# Available records start

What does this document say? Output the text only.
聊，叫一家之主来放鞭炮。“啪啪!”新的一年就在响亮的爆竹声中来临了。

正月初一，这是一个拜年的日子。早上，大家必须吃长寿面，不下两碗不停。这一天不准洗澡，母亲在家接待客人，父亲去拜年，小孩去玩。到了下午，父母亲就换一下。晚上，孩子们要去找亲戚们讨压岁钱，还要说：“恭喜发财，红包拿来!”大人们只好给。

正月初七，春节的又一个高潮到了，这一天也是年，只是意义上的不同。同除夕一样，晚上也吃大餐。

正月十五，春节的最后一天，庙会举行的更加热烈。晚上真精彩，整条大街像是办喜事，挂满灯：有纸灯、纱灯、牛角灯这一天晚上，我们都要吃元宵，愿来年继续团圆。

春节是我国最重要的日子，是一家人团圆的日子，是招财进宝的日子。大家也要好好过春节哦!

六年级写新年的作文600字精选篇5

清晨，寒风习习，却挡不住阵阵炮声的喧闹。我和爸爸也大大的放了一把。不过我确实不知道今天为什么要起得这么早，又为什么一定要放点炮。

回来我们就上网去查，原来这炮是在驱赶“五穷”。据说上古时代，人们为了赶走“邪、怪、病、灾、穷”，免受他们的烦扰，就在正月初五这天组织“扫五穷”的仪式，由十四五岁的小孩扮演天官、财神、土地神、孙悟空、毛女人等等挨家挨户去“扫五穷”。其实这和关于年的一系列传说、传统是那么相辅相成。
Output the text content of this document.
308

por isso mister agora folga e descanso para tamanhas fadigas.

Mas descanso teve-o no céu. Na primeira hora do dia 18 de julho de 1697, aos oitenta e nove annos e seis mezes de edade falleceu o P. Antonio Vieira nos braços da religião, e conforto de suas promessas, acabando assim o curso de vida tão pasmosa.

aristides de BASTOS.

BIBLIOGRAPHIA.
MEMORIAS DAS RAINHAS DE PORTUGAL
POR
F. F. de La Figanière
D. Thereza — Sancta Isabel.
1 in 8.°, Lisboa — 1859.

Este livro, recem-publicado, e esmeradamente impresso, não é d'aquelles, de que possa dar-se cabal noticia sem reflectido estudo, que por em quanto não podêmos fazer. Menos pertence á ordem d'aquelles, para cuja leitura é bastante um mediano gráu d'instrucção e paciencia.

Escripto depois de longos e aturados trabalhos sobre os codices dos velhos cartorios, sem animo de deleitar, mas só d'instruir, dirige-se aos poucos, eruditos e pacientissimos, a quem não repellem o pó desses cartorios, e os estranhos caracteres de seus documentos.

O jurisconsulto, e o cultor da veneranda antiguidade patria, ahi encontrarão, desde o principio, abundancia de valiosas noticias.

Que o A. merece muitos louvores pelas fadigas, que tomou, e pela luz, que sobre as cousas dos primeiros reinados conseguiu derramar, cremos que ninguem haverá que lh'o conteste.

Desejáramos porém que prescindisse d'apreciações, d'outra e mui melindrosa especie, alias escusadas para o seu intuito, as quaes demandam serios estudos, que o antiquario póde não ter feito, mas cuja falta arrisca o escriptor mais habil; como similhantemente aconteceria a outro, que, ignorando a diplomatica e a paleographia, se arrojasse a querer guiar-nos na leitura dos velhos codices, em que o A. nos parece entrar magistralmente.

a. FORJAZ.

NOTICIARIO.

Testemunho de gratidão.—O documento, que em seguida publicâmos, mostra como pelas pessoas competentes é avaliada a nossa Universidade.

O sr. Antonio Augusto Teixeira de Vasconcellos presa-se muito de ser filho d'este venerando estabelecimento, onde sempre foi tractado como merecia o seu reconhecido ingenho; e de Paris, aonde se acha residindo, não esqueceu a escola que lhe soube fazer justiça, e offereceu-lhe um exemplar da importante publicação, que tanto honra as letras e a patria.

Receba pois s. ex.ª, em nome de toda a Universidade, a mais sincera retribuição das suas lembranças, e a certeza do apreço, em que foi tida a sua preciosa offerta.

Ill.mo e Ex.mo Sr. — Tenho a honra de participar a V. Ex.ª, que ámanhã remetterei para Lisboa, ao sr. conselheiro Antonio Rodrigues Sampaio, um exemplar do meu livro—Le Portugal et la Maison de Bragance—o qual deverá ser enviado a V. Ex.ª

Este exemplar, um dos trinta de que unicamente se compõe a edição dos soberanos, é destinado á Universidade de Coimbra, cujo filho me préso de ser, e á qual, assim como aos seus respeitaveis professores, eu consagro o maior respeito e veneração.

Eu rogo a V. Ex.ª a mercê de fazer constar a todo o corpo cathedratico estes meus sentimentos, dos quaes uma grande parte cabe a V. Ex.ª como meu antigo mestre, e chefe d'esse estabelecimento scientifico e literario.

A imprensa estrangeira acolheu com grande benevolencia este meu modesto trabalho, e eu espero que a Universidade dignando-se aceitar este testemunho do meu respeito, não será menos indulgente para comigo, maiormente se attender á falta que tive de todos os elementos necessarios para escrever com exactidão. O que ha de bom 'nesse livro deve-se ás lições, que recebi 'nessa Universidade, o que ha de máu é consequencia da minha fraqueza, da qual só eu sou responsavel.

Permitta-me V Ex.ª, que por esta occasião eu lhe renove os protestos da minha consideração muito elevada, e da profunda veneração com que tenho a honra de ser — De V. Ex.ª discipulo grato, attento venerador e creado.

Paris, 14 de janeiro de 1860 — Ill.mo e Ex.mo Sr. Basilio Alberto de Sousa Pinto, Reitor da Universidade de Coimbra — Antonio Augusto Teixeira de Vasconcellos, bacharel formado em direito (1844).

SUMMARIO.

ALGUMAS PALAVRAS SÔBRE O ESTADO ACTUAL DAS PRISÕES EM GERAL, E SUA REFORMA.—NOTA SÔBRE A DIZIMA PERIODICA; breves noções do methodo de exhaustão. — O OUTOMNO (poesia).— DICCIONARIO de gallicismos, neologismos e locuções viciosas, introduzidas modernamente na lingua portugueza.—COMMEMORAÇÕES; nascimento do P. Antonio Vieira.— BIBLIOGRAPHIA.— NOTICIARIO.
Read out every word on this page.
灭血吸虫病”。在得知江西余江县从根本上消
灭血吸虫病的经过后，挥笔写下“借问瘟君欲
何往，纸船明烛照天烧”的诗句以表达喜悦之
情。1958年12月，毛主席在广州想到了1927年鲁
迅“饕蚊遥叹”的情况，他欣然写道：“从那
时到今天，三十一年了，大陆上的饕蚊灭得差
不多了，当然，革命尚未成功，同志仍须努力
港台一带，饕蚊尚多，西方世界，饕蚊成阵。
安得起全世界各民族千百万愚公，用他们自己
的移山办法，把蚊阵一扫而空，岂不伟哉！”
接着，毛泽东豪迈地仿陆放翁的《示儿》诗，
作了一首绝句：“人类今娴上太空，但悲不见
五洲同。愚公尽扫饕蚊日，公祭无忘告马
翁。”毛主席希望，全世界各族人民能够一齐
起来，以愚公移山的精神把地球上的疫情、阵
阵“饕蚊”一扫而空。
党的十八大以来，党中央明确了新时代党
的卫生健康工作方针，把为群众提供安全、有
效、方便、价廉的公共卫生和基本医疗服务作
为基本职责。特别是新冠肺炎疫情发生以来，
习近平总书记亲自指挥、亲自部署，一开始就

# Available records end

Reproduce the data, keeping every line exactly the same.

What does this document say? Output the text only.
聊，叫一家之主来放鞭炮。“啪啪!”新的一年就在响亮的爆竹声中来临了。

正月初一，这是一个拜年的日子。早上，大家必须吃长寿面，不下两碗不停。这一天不准洗澡，母亲在家接待客人，父亲去拜年，小孩去玩。到了下午，父母亲就换一下。晚上，孩子们要去找亲戚们讨压岁钱，还要说：“恭喜发财，红包拿来!”大人们只好给。

正月初七，春节的又一个高潮到了，这一天也是年，只是意义上的不同。同除夕一样，晚上也吃大餐。

正月十五，春节的最后一天，庙会举行的更加热烈。晚上真精彩，整条大街像是办喜事，挂满灯：有纸灯、纱灯、牛角灯这一天晚上，我们都要吃元宵，愿来年继续团圆。

春节是我国最重要的日子，是一家人团圆的日子，是招财进宝的日子。大家也要好好过春节哦!

六年级写新年的作文600字精选篇5

清晨，寒风习习，却挡不住阵阵炮声的喧闹。我和爸爸也大大的放了一把。不过我确实不知道今天为什么要起得这么早，又为什么一定要放点炮。

回来我们就上网去查，原来这炮是在驱赶“五穷”。据说上古时代，人们为了赶走“邪、怪、病、灾、穷”，免受他们的烦扰，就在正月初五这天组织“扫五穷”的仪式，由十四五岁的小孩扮演天官、财神、土地神、孙悟空、毛女人等等挨家挨户去“扫五穷”。其实这和关于年的一系列传说、传统是那么相辅相成。
Output the text content of this document.
308

por isso mister agora folga e descanso para tamanhas fadigas.

Mas descanso teve-o no céu. Na primeira hora do dia 18 de julho de 1697, aos oitenta e nove annos e seis mezes de edade falleceu o P. Antonio Vieira nos braços da religião, e conforto de suas promessas, acabando assim o curso de vida tão pasmosa.

aristides de BASTOS.

BIBLIOGRAPHIA.
MEMORIAS DAS RAINHAS DE PORTUGAL
POR
F. F. de La Figanière
D. Thereza — Sancta Isabel.
1 in 8.°, Lisboa — 1859.

Este livro, recem-publicado, e esmeradamente impresso, não é d'aquelles, de que possa dar-se cabal noticia sem reflectido estudo, que por em quanto não podêmos fazer. Menos pertence á ordem d'aquelles, para cuja leitura é bastante um mediano gráu d'instrucção e paciencia.

Escripto depois de longos e aturados trabalhos sobre os codices dos velhos cartorios, sem animo de deleitar, mas só d'instruir, dirige-se aos poucos, eruditos e pacientissimos, a quem não repellem o pó desses cartorios, e os estranhos caracteres de seus documentos.

O jurisconsulto, e o cultor da veneranda antiguidade patria, ahi encontrarão, desde o principio, abundancia de valiosas noticias.

Que o A. merece muitos louvores pelas fadigas, que tomou, e pela luz, que sobre as cousas dos primeiros reinados conseguiu derramar, cremos que ninguem haverá que lh'o conteste.

Desejáramos porém que prescindisse d'apreciações, d'outra e mui melindrosa especie, alias escusadas para o seu intuito, as quaes demandam serios estudos, que o antiquario póde não ter feito, mas cuja falta arrisca o escriptor mais habil; como similhantemente aconteceria a outro, que, ignorando a diplomatica e a paleographia, se arrojasse a querer guiar-nos na leitura dos velhos codices, em que o A. nos parece entrar magistralmente.

a. FORJAZ.

NOTICIARIO.

Testemunho de gratidão.—O documento, que em seguida publicâmos, mostra como pelas pessoas competentes é avaliada a nossa Universidade.

O sr. Antonio Augusto Teixeira de Vasconcellos presa-se muito de ser filho d'este venerando estabelecimento, onde sempre foi tractado como merecia o seu reconhecido ingenho; e de Paris, aonde se acha residindo, não esqueceu a escola que lhe soube fazer justiça, e offereceu-lhe um exemplar da importante publicação, que tanto honra as letras e a patria.

Receba pois s. ex.ª, em nome de toda a Universidade, a mais sincera retribuição das suas lembranças, e a certeza do apreço, em que foi tida a sua preciosa offerta.

Ill.mo e Ex.mo Sr. — Tenho a honra de participar a V. Ex.ª, que ámanhã remetterei para Lisboa, ao sr. conselheiro Antonio Rodrigues Sampaio, um exemplar do meu livro—Le Portugal et la Maison de Bragance—o qual deverá ser enviado a V. Ex.ª

Este exemplar, um dos trinta de que unicamente se compõe a edição dos soberanos, é destinado á Universidade de Coimbra, cujo filho me préso de ser, e á qual, assim como aos seus respeitaveis professores, eu consagro o maior respeito e veneração.

Eu rogo a V. Ex.ª a mercê de fazer constar a todo o corpo cathedratico estes meus sentimentos, dos quaes uma grande parte cabe a V. Ex.ª como meu antigo mestre, e chefe d'esse estabelecimento scientifico e literario.

A imprensa estrangeira acolheu com grande benevolencia este meu modesto trabalho, e eu espero que a Universidade dignando-se aceitar este testemunho do meu respeito, não será menos indulgente para comigo, maiormente se attender á falta que tive de todos os elementos necessarios para escrever com exactidão. O que ha de bom 'nesse livro deve-se ás lições, que recebi 'nessa Universidade, o que ha de máu é consequencia da minha fraqueza, da qual só eu sou responsavel.

Permitta-me V Ex.ª, que por esta occasião eu lhe renove os protestos da minha consideração muito elevada, e da profunda veneração com que tenho a honra de ser — De V. Ex.ª discipulo grato, attento venerador e creado.

Paris, 14 de janeiro de 1860 — Ill.mo e Ex.mo Sr. Basilio Alberto de Sousa Pinto, Reitor da Universidade de Coimbra — Antonio Augusto Teixeira de Vasconcellos, bacharel formado em direito (1844).

SUMMARIO.

ALGUMAS PALAVRAS SÔBRE O ESTADO ACTUAL DAS PRISÕES EM GERAL, E SUA REFORMA.—NOTA SÔBRE A DIZIMA PERIODICA; breves noções do methodo de exhaustão. — O OUTOMNO (poesia).— DICCIONARIO de gallicismos, neologismos e locuções viciosas, introduzidas modernamente na lingua portugueza.—COMMEMORAÇÕES; nascimento do P. Antonio Vieira.— BIBLIOGRAPHIA.— NOTICIARIO.
Read out every word on this page.
灭血吸虫病”。在得知江西余江县从根本上消
灭血吸虫病的经过后，挥笔写下“借问瘟君欲
何往，纸船明烛照天烧”的诗句以表达喜悦之
情。1958年12月，毛主席在广州想到了1927年鲁
迅“饕蚊遥叹”的情况，他欣然写道：“从那
时到今天，三十一年了，大陆上的饕蚊灭得差
不多了，当然，革命尚未成功，同志仍须努力
港台一带，饕蚊尚多，西方世界，饕蚊成阵。
安得起全世界各民族千百万愚公，用他们自己
的移山办法，把蚊阵一扫而空，岂不伟哉！”
接着，毛泽东豪迈地仿陆放翁的《示儿》诗，
作了一首绝句：“人类今娴上太空，但悲不见
五洲同。愚公尽扫饕蚊日，公祭无忘告马
翁。”毛主席希望，全世界各族人民能够一齐
起来，以愚公移山的精神把地球上的疫情、阵
阵“饕蚊”一扫而空。
党的十八大以来，党中央明确了新时代党
的卫生健康工作方针，把为群众提供安全、有
效、方便、价廉的公共卫生和基本医疗服务作
为基本职责。特别是新冠肺炎疫情发生以来，
习近平总书记亲自指挥、亲自部署，一开始就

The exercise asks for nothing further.